Work to complete >> In the passage on Maori concepts and knowledge below, under which act are various interpretations being given to the term "kaitiakitanga"?

Passage to read >>
━━━━━━━━━━━━━━━━━━━━

It is also important to Maori that their concepts, values and traditions are not reinterpreted through a eurocentric "filter" system. For example there is already some evidence of this happening by the various interpretations being given to the term "kaitiakitanga" under the Resource Management Act. There are local authorities and others who assert that they now exercise kaitiakitanga in relation to natural resources.
These concepts and philosophies are the last cultural capital belonging to Maori which they hold very dear. Much has already been expropriated. This explains the extreme reluctance on the part of many Maori kaumatua and kuia to publicly share knowledge that has been handed down to them from their tupuna. Witnesses before the Waitangi Tribunal have talked of the many rituals and wananga that must be gone through to ensure that knowledge is passed on to the right person and in the right manner. They regard this knowledge as very tapu. But equally they appreciate the importance of sharing this knowledge in order that a greater understanding and recognition of that knowledge can be attained by those in positions of making decisions about their lives. But this must be done in accordance with their own kawa or customs and with their prior informed consent.

━━━━━━━━━━━━━━━━━━━━

Record extracts >>
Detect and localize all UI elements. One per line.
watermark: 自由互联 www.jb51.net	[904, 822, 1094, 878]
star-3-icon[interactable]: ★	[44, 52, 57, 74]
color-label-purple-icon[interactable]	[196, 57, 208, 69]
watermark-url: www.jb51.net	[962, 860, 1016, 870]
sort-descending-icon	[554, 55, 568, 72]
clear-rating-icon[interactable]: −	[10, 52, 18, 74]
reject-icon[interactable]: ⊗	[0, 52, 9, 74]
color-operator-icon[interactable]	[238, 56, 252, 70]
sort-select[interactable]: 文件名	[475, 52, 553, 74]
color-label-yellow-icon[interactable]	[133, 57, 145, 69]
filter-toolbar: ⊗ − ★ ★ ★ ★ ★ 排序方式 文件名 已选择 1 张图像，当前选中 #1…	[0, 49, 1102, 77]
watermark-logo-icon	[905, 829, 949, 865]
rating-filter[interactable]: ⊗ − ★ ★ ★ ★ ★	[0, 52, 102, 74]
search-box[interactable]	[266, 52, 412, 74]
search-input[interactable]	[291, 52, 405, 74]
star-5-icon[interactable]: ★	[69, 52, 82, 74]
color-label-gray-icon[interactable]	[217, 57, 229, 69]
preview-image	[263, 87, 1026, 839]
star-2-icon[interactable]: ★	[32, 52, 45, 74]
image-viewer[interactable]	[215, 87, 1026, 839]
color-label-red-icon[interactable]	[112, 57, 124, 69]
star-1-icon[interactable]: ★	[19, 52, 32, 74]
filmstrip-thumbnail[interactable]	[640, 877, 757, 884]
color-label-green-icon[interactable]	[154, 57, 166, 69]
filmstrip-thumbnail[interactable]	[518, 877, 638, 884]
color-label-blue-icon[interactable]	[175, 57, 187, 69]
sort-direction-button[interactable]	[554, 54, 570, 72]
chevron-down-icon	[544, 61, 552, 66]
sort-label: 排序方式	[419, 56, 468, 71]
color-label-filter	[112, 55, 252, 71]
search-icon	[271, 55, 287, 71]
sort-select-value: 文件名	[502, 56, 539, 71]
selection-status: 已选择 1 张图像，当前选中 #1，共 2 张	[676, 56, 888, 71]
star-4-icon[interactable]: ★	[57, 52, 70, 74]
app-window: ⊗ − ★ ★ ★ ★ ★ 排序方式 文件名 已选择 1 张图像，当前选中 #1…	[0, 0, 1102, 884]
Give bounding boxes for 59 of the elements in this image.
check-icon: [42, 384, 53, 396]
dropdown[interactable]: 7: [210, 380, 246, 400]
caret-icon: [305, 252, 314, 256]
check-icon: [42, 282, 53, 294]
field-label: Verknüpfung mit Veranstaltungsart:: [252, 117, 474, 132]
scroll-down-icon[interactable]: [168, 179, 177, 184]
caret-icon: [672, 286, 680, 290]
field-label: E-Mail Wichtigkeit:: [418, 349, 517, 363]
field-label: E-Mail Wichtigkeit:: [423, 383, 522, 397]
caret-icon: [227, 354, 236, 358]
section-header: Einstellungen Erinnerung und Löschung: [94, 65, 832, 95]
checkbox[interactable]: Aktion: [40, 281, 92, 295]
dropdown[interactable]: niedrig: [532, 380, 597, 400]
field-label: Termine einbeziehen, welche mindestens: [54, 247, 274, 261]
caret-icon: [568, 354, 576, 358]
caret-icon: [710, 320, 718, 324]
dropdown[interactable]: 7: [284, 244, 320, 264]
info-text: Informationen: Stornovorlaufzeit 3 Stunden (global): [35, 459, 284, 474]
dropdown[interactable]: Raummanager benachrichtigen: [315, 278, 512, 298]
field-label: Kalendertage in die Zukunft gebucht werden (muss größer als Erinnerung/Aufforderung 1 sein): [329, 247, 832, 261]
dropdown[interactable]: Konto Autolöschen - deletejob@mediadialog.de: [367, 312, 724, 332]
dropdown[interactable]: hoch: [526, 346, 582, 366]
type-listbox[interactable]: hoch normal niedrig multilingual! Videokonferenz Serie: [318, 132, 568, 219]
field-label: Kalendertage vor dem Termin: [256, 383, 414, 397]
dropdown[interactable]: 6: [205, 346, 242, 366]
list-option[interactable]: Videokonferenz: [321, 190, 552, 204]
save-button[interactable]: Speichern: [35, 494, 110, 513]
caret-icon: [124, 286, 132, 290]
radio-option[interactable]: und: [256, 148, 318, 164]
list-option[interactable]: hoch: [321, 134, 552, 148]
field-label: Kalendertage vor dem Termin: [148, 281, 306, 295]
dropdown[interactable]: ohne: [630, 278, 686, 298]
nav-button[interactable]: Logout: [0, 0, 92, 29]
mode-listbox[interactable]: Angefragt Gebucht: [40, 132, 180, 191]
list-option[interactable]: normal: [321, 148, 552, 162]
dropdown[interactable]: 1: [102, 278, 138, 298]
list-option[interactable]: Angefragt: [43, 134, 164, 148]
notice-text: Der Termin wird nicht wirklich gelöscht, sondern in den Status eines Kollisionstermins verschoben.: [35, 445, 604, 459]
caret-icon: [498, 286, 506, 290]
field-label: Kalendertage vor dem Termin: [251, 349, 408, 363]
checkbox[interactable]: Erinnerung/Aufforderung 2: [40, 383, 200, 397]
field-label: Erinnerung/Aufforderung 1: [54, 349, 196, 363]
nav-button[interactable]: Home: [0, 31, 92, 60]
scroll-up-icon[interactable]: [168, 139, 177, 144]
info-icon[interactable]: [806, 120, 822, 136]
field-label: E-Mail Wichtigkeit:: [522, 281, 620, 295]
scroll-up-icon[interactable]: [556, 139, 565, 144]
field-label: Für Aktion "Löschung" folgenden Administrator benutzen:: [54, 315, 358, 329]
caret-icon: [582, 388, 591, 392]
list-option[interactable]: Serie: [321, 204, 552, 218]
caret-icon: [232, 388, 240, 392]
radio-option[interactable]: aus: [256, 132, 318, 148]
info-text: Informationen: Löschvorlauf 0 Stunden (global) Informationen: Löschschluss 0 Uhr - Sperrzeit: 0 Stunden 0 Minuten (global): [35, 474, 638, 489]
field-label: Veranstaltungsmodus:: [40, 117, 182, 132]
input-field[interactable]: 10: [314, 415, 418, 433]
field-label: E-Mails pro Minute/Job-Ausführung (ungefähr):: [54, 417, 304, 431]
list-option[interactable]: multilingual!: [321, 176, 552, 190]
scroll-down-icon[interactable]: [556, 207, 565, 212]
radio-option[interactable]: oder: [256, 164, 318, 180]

━━━━━━━━━━━━━━━━━━━━

Response for this exercise >> The Resource Management Act.